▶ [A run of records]
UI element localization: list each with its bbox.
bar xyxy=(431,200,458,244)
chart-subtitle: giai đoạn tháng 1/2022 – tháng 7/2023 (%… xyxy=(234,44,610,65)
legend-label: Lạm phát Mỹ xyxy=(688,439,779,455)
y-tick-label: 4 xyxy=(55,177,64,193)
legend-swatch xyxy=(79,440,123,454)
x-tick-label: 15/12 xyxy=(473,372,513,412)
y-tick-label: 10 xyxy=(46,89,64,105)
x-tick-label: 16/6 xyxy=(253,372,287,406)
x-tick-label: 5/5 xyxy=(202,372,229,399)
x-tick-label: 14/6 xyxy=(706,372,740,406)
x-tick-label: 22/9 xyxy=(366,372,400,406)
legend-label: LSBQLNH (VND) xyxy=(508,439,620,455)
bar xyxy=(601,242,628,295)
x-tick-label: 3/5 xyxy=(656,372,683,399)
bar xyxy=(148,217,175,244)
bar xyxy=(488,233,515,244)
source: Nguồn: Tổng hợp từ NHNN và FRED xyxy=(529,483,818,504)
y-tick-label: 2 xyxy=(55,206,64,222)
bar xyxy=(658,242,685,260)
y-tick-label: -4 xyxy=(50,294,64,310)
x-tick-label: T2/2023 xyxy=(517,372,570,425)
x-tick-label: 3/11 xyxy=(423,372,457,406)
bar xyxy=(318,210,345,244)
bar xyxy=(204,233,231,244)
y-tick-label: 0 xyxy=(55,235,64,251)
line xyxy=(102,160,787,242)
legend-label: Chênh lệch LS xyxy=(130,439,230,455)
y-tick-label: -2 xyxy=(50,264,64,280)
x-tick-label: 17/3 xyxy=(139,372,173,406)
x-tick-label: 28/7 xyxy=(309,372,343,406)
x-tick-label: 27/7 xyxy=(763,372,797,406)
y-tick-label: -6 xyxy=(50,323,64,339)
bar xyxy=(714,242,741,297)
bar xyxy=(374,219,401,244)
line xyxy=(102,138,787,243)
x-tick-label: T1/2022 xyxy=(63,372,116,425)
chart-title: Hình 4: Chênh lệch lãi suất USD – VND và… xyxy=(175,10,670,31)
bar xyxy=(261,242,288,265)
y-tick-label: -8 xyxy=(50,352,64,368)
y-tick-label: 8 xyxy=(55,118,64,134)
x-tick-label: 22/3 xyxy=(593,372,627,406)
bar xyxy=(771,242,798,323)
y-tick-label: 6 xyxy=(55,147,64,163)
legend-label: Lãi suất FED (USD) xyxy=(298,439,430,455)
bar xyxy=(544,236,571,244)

---

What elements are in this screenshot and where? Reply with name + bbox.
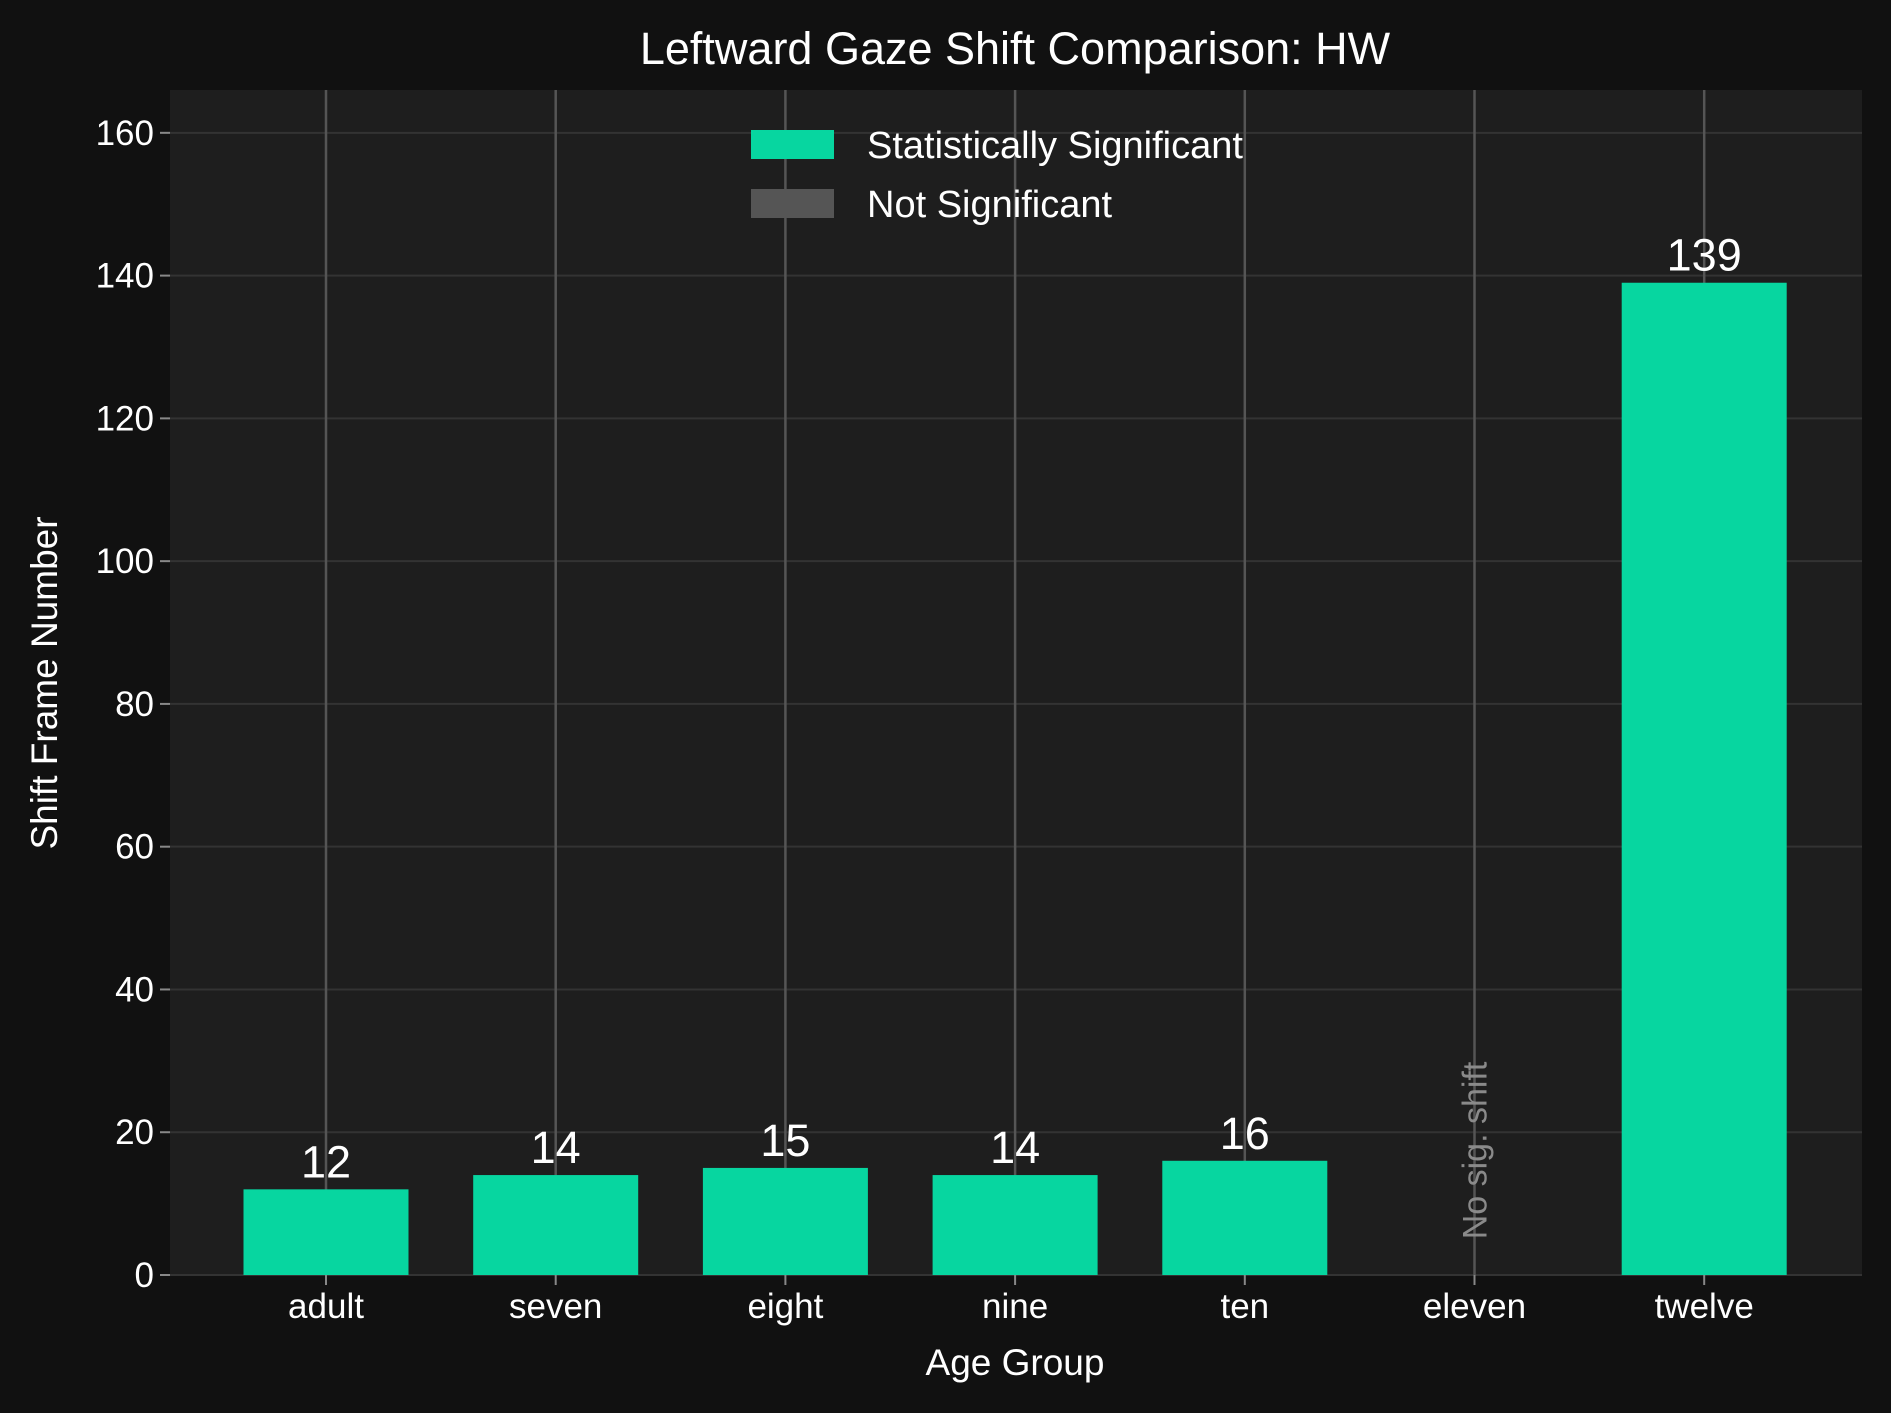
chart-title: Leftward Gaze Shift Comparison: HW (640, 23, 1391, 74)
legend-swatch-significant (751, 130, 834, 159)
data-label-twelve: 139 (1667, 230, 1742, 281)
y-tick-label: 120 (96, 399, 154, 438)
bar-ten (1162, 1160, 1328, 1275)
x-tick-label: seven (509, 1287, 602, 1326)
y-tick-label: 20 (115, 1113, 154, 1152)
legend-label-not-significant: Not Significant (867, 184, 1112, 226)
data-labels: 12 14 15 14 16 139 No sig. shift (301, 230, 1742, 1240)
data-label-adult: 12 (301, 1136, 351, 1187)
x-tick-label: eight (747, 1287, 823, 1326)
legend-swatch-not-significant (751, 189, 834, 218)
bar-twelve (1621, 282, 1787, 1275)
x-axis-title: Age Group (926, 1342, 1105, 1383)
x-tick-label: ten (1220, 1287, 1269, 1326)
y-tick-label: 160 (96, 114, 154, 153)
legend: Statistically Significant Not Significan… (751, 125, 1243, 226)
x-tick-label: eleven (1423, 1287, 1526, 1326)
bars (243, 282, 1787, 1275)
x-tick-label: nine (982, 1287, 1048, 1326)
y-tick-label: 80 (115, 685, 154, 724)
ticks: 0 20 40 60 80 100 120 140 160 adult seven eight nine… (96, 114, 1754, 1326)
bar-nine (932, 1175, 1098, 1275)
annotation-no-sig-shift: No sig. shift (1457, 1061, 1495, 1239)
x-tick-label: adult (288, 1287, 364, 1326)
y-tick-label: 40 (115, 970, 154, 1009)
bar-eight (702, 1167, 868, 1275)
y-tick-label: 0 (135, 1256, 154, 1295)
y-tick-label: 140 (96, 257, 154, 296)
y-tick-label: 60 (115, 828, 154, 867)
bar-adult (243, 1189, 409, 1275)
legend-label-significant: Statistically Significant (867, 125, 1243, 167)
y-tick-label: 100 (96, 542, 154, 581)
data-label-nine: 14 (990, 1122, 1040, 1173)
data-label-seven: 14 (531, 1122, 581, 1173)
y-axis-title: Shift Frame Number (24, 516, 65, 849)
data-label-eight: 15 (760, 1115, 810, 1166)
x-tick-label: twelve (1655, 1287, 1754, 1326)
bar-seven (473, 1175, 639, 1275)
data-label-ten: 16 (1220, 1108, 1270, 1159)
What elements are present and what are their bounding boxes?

* * *

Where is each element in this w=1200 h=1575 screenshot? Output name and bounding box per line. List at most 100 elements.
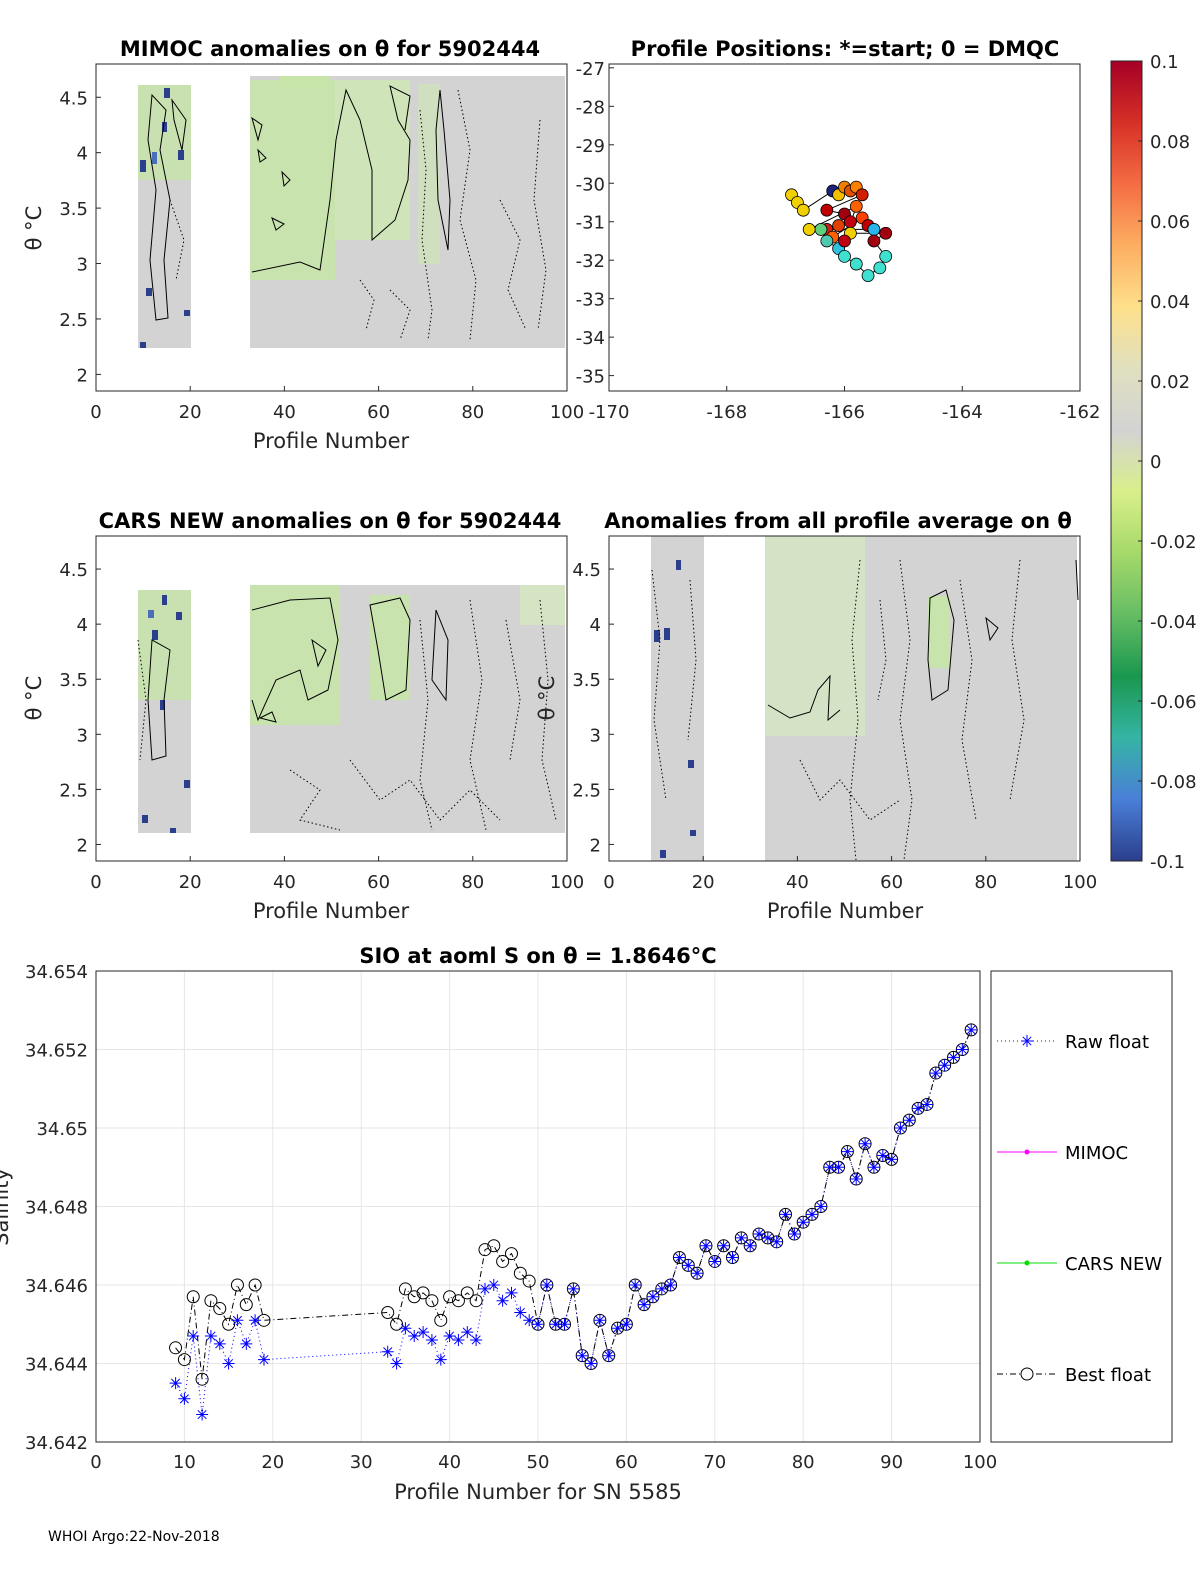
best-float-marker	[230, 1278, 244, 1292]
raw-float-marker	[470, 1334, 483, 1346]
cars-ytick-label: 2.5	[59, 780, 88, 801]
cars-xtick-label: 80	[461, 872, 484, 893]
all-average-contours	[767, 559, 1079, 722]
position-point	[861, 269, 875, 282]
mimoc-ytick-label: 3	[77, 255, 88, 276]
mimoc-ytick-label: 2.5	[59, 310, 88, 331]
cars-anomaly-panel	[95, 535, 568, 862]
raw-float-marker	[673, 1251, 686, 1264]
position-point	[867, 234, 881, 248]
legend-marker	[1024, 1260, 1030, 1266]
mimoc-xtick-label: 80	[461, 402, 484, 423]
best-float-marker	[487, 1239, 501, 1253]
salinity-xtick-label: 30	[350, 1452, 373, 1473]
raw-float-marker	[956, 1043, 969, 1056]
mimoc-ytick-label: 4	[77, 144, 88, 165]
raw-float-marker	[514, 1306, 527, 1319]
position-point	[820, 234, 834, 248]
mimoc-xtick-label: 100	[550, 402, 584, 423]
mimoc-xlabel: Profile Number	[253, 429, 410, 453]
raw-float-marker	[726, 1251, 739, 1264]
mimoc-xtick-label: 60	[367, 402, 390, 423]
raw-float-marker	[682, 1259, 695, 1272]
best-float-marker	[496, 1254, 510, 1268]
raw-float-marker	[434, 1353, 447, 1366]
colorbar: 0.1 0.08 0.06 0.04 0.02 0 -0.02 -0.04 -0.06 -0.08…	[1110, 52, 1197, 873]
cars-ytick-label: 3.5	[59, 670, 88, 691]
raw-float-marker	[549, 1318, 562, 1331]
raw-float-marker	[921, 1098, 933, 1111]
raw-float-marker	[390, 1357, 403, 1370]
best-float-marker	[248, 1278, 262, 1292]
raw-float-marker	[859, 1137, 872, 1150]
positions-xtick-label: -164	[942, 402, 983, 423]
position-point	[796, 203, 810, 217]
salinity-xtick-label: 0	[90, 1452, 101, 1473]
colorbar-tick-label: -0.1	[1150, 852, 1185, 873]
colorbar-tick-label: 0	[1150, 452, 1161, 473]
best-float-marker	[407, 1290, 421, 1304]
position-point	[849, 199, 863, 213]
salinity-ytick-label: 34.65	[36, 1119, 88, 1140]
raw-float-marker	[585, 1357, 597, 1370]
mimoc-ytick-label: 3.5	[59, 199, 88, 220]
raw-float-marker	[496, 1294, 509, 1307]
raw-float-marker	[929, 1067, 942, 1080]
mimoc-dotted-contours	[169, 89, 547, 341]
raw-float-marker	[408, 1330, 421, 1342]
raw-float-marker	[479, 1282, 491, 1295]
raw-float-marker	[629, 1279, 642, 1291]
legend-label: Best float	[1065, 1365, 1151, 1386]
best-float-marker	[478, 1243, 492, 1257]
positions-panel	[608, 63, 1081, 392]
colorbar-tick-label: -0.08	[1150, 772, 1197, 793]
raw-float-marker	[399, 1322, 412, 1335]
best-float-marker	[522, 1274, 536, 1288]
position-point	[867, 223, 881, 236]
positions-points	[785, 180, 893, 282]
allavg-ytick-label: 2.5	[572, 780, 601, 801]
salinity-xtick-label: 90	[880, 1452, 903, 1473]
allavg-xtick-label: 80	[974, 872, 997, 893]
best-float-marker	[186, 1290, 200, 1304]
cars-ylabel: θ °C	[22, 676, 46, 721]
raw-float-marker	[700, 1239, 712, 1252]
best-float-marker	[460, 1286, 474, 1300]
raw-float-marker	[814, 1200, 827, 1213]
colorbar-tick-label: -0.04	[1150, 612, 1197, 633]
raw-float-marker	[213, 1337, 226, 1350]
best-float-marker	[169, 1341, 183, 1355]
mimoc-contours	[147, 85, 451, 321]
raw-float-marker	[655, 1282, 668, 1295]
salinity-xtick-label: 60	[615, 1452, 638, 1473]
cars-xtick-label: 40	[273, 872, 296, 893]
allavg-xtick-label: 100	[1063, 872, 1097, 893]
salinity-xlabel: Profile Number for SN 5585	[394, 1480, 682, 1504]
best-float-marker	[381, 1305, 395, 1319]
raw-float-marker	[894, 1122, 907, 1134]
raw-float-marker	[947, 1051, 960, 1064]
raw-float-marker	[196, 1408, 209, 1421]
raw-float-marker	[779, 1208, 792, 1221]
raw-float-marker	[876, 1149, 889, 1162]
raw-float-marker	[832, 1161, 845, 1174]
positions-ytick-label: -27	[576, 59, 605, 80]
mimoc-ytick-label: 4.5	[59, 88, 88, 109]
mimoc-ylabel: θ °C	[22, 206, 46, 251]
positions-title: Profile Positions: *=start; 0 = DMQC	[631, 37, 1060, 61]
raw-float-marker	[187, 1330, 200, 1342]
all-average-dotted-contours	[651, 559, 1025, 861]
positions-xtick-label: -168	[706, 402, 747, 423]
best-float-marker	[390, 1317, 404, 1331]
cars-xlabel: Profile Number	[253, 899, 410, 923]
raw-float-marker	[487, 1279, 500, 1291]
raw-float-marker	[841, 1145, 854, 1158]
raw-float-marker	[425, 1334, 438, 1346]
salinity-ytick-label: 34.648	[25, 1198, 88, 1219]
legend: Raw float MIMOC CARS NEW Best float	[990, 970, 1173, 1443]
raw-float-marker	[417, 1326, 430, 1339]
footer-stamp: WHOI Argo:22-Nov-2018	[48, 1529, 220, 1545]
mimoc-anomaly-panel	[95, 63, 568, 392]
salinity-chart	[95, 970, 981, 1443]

▶ [WHAT TO WORK ON] Reproduce the lines of the material verbatim, starting at the line that contains "chart-title: Leftward Gaze" and stopping after the line that contains "y-tick-label: 20 (115, 1113, 154, 1152)".

▶ [WRITTEN RESPONSE]
chart-title: Leftward Gaze Shift Comparison: HW (640, 23, 1391, 74)
legend-swatch-significant (751, 130, 834, 159)
data-label-twelve: 139 (1667, 230, 1742, 281)
y-tick-label: 120 (96, 399, 154, 438)
bar-ten (1162, 1160, 1328, 1275)
x-tick-label: seven (509, 1287, 602, 1326)
y-tick-label: 20 (115, 1113, 154, 1152)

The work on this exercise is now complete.